> [What the exercise asks]
Isolate every line in the data with the string "screenshot" and copy it.

> [Given data]
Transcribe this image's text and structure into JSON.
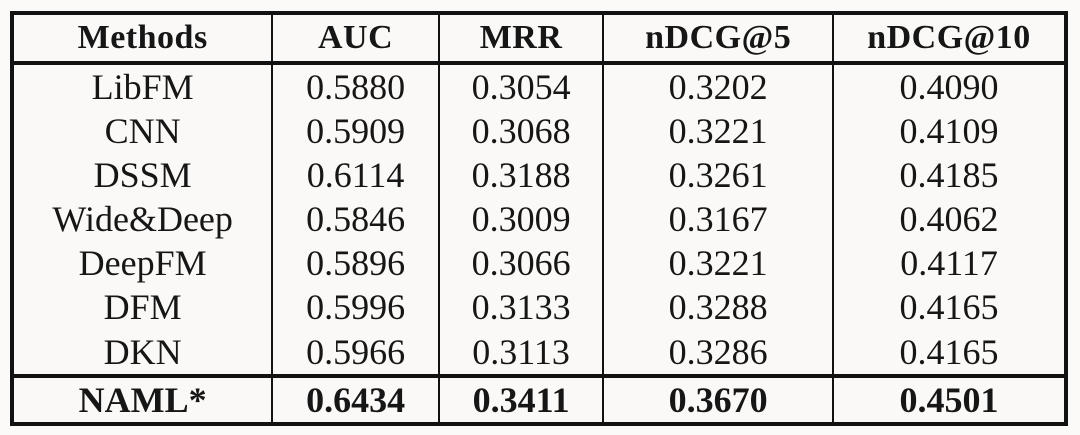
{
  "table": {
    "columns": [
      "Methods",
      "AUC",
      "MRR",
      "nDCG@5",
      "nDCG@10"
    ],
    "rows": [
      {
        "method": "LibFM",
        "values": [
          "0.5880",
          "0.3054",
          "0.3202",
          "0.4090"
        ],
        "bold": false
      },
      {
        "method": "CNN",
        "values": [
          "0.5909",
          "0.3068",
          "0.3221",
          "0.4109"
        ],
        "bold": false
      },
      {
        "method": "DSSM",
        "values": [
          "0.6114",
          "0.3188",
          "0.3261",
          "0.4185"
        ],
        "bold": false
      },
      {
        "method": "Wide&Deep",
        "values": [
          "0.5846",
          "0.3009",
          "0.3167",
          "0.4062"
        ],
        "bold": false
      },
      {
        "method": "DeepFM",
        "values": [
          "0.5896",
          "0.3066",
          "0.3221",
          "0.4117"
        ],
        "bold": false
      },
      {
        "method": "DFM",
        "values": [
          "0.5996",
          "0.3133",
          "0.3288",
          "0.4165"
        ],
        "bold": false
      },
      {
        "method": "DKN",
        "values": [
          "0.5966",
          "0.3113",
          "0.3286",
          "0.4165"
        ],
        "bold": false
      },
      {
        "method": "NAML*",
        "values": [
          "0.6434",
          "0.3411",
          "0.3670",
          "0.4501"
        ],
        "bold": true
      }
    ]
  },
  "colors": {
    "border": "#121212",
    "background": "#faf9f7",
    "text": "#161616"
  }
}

---

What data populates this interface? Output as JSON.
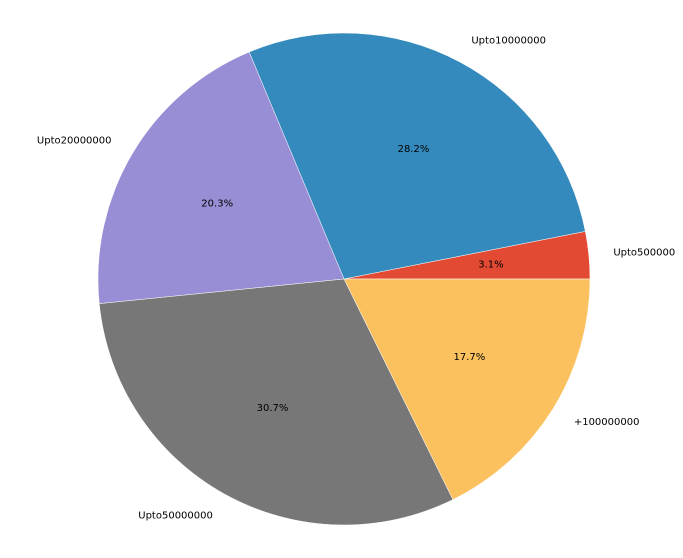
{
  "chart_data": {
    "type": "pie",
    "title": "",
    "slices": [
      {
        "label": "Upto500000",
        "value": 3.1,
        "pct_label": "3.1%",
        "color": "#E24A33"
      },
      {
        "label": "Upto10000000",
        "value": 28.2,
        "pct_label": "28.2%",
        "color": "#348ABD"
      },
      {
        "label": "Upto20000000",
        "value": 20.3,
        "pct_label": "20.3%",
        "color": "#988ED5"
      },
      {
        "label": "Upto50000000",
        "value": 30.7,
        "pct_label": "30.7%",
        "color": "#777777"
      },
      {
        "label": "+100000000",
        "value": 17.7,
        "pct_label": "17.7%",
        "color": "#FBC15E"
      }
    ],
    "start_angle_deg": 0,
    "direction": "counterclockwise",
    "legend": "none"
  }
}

--

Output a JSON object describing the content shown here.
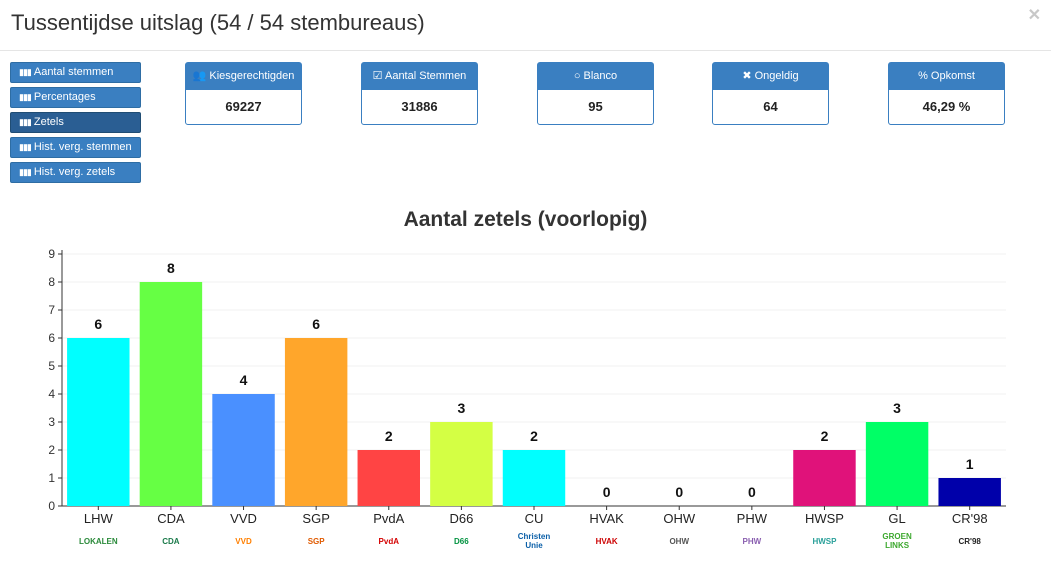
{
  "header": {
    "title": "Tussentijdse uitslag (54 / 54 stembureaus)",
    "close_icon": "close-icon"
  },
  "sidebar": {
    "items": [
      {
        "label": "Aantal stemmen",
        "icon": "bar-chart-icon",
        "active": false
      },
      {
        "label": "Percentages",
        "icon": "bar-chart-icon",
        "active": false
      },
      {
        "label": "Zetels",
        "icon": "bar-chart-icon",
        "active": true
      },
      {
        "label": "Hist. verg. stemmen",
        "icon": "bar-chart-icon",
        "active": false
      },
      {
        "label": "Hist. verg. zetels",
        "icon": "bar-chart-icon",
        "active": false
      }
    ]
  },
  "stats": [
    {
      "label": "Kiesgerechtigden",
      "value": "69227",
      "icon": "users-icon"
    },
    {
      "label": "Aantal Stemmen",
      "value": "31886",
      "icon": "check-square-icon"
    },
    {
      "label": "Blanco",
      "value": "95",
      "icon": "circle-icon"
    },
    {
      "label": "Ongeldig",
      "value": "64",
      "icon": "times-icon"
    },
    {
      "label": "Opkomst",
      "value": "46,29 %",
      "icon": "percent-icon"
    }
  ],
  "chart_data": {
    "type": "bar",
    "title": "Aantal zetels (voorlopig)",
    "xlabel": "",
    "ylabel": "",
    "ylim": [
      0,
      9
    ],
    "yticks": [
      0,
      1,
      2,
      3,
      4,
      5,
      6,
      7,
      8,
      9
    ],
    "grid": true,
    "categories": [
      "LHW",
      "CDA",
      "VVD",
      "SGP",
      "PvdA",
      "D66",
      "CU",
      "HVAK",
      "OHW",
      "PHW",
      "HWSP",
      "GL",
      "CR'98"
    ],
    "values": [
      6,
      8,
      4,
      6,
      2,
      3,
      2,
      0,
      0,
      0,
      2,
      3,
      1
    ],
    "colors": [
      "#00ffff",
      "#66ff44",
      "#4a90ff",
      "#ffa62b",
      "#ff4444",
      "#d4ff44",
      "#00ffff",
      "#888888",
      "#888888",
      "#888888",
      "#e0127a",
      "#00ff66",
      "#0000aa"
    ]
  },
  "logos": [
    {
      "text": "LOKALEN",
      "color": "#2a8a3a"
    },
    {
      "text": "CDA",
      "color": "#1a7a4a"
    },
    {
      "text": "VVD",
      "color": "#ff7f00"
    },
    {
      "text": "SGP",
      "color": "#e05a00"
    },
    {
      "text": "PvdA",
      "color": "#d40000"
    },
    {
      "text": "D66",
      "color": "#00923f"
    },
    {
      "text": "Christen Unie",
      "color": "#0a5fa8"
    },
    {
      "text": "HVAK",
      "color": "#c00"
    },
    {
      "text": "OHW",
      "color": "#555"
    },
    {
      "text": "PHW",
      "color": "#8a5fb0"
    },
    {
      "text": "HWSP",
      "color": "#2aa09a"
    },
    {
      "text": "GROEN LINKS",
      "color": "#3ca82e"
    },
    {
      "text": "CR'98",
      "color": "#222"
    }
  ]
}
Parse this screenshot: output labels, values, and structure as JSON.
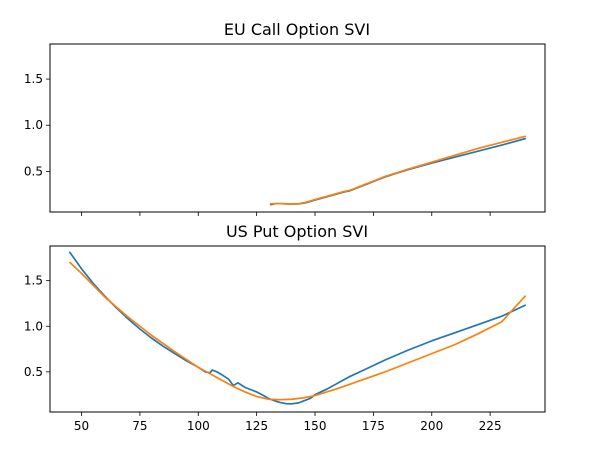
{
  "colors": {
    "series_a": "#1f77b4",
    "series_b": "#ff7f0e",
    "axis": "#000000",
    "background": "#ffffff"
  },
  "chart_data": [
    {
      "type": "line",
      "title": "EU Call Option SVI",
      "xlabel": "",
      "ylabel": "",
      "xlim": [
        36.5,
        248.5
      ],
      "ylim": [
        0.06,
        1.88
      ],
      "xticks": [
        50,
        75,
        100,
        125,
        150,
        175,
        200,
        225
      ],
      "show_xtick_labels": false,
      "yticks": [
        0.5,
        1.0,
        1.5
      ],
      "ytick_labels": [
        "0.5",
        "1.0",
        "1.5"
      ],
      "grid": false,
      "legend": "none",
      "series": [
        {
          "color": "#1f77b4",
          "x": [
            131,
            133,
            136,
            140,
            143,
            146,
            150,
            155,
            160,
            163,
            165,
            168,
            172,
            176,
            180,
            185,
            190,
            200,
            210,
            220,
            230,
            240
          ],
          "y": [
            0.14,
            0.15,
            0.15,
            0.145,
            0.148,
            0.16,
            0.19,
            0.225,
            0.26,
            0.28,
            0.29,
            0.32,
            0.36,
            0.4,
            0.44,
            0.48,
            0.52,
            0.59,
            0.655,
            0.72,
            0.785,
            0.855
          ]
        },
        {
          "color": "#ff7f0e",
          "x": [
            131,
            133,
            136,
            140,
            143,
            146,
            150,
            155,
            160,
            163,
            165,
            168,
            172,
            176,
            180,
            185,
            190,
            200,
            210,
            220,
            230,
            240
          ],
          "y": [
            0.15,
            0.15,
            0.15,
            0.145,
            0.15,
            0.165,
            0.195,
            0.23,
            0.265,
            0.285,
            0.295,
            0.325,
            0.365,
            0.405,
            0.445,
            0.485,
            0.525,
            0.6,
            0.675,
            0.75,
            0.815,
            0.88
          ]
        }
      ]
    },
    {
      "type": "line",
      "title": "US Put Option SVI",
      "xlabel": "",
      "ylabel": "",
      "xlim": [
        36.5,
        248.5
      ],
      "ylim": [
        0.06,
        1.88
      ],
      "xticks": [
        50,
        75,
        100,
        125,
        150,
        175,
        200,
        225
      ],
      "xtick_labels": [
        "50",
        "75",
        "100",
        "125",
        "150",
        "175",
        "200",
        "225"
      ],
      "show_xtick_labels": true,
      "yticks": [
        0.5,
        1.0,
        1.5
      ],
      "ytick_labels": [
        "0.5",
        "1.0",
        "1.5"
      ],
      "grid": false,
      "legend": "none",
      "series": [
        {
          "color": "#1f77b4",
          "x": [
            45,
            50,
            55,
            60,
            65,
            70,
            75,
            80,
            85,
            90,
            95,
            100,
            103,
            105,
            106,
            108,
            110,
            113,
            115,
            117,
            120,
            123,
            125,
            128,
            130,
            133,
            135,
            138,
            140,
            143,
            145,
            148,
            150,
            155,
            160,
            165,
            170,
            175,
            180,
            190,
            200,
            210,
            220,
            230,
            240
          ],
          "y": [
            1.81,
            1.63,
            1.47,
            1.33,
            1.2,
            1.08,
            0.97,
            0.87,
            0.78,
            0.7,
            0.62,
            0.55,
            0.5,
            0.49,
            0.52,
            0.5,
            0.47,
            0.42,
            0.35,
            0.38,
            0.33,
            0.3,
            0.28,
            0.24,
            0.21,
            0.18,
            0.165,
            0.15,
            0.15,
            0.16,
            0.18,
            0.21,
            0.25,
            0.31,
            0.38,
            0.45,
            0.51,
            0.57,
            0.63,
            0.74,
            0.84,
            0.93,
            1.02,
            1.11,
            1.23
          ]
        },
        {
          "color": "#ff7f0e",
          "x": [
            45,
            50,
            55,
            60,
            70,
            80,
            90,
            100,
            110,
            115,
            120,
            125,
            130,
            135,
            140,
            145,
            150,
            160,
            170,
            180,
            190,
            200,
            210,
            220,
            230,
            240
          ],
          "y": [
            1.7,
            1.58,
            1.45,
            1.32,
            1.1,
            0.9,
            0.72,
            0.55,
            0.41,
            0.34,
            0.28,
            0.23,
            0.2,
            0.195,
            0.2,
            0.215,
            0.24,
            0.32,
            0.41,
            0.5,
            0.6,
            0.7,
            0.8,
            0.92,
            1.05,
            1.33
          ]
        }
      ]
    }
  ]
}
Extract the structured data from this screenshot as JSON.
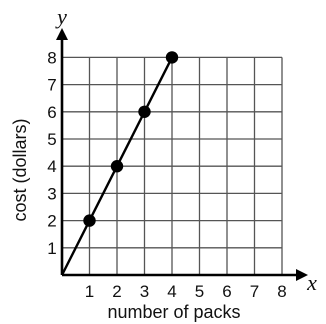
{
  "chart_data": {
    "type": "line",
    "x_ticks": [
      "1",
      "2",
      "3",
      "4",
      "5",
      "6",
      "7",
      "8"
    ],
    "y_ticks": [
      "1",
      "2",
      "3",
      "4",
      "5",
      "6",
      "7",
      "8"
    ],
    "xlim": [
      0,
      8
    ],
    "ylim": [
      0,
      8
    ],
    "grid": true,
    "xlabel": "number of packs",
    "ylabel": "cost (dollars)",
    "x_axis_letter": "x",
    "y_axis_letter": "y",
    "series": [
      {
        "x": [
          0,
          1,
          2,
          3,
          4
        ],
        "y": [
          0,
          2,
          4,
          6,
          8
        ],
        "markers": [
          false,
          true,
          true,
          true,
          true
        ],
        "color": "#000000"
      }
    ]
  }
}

> [Result for this exercise]
Parse this screenshot: output labels, values, and structure as JSON.
Extract the structured data from this screenshot as JSON.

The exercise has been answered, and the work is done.